- **What you have to do**: Every line that holds "change" should be shown.

####

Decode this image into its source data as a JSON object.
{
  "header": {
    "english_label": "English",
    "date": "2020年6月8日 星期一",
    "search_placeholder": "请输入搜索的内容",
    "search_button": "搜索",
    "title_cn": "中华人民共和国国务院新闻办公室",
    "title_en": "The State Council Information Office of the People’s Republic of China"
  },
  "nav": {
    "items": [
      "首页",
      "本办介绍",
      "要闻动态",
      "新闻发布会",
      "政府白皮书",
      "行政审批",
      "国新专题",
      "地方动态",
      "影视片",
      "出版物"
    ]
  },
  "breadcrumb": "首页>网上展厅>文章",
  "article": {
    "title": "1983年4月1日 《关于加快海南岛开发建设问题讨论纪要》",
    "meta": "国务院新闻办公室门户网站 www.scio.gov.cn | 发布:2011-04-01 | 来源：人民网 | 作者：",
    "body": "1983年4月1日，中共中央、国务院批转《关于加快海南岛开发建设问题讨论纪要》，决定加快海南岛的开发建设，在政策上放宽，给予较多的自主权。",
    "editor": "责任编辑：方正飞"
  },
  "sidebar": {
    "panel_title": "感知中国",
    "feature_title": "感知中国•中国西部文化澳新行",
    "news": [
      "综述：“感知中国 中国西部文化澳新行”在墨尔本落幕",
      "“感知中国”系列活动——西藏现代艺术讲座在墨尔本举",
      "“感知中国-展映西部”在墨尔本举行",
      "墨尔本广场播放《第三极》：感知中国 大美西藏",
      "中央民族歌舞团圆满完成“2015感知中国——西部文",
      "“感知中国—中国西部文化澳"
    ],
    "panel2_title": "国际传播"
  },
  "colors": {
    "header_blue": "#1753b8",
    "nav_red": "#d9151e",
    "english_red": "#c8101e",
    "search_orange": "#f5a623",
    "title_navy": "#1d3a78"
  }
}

####

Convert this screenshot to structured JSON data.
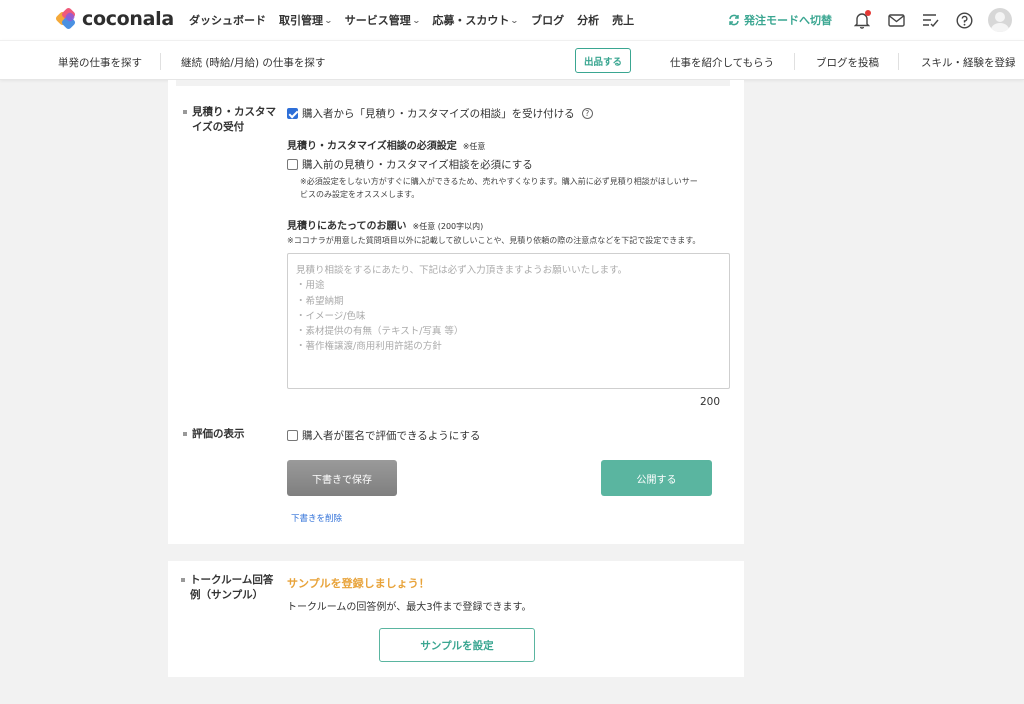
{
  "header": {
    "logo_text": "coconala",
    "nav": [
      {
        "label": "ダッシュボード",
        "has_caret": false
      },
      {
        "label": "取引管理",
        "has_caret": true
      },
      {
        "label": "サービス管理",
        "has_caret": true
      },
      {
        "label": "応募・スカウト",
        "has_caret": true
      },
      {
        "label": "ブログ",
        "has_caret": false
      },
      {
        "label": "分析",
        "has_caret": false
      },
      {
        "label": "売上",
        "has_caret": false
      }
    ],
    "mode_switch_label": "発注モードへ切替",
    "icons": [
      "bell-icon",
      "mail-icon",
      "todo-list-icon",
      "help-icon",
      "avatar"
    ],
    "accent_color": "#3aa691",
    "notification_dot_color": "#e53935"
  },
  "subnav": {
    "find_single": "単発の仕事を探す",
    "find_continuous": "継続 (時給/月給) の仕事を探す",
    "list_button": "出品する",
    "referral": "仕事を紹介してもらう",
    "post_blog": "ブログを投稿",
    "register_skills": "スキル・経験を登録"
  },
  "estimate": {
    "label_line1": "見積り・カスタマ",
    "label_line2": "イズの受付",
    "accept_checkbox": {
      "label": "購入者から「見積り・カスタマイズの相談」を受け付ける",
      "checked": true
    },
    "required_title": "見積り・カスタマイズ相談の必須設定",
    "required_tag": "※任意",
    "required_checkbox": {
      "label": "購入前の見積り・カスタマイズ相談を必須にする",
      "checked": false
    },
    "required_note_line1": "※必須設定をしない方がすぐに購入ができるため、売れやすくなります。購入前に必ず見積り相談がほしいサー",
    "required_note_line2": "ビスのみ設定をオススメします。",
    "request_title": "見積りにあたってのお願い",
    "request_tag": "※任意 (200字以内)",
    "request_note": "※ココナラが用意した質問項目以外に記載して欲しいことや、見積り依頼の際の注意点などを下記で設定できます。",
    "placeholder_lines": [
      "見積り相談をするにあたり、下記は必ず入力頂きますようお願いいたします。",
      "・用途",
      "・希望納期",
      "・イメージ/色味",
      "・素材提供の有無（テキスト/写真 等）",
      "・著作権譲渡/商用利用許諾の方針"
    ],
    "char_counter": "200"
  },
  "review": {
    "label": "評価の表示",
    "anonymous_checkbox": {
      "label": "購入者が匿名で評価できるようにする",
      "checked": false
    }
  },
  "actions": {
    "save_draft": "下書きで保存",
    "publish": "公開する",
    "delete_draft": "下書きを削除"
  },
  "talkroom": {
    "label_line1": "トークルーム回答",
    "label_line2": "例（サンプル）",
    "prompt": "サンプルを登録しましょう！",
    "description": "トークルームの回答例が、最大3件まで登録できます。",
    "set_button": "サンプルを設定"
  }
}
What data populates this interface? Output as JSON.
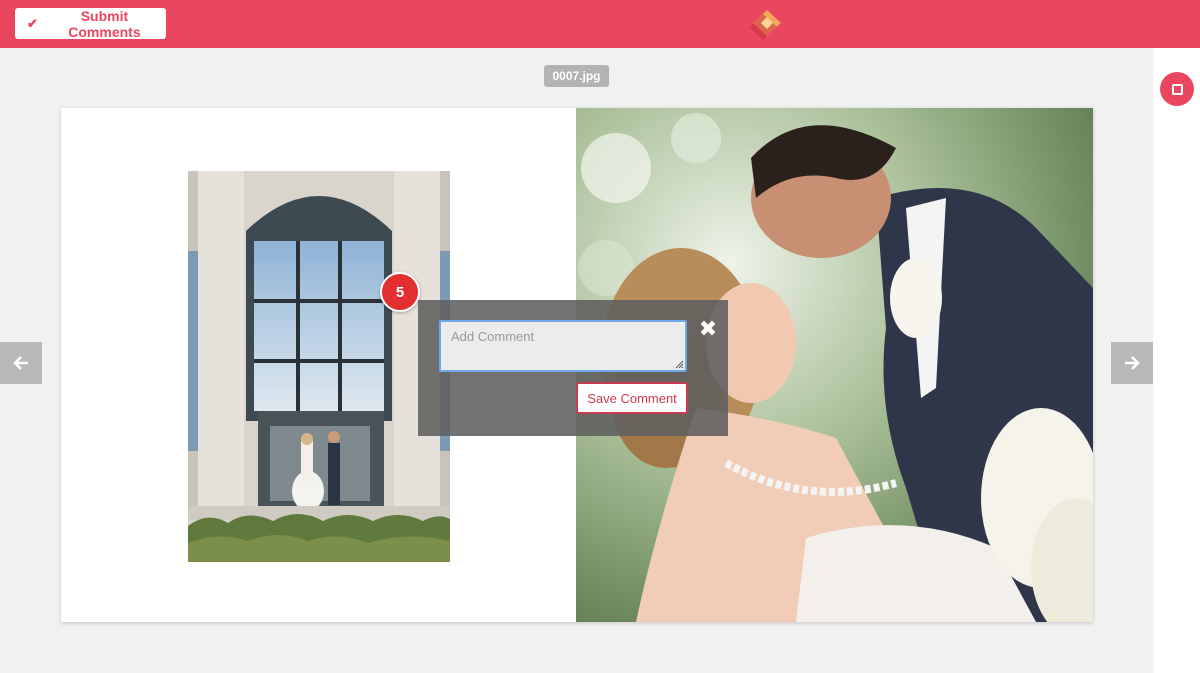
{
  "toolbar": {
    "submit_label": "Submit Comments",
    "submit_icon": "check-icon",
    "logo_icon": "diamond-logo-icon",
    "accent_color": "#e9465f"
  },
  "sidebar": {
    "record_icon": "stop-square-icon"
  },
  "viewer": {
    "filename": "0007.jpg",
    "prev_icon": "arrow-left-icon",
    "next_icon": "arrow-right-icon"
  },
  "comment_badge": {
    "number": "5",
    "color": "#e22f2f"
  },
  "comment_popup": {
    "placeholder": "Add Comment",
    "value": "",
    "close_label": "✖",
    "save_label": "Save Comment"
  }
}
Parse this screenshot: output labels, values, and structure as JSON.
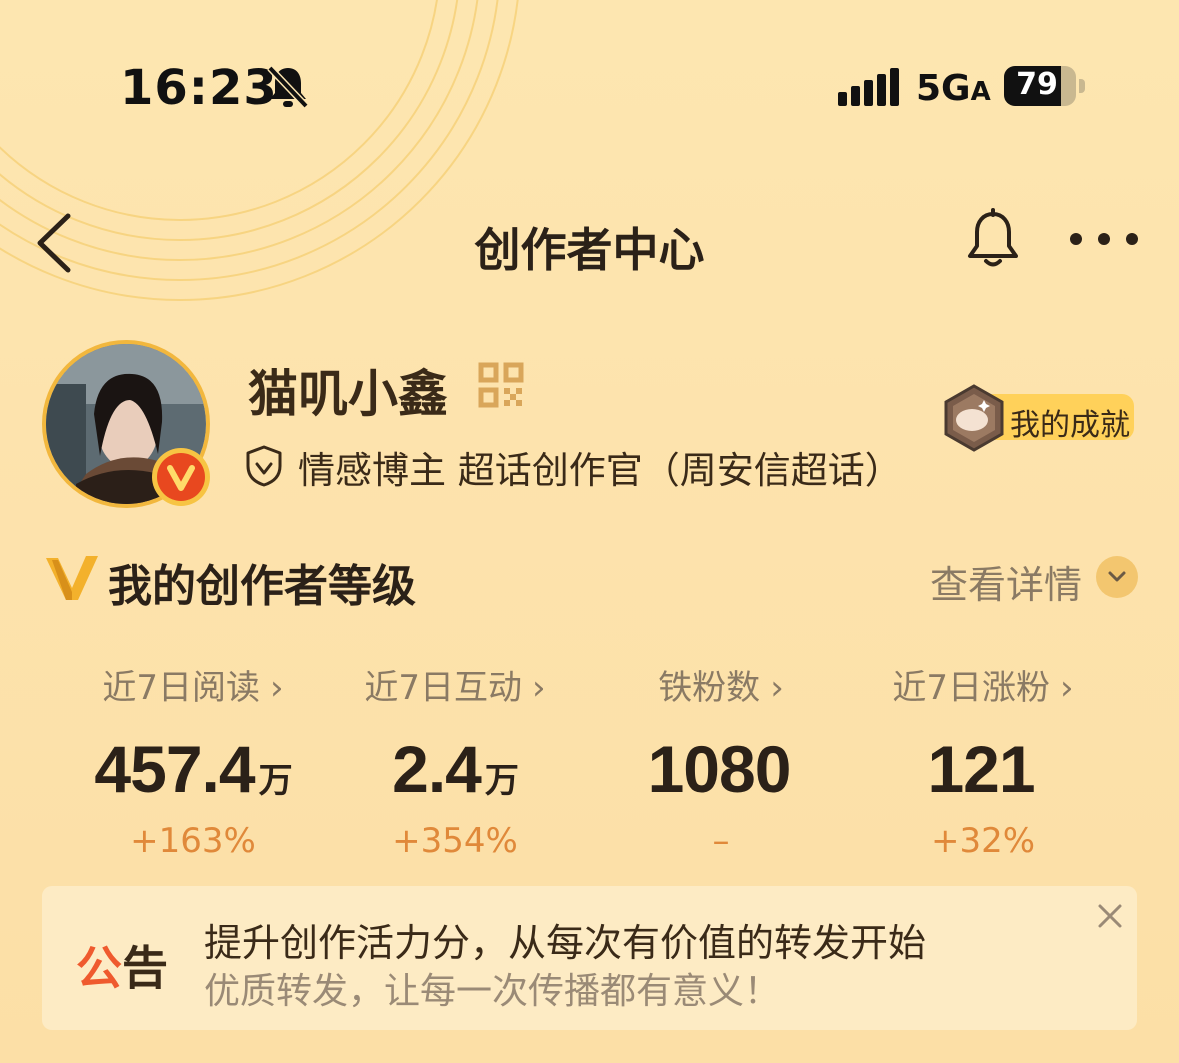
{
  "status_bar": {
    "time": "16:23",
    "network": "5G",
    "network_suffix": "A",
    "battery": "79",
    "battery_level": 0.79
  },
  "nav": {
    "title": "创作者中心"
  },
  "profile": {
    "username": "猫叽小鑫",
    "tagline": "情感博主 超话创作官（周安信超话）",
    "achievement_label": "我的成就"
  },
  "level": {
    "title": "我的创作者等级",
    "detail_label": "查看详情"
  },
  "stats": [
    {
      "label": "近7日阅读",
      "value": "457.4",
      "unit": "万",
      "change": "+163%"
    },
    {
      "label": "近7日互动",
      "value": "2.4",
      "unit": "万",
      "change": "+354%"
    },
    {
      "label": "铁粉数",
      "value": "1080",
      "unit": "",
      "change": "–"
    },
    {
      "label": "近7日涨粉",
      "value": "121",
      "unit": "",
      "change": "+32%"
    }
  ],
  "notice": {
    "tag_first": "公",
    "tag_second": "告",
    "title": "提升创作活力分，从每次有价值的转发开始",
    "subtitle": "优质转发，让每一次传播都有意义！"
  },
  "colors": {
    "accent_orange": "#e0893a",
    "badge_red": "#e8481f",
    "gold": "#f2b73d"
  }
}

####

- **Correct response**:
      "change": "+163%"
      "change": "+354%"
      "change": "–"
      "change": "+32%"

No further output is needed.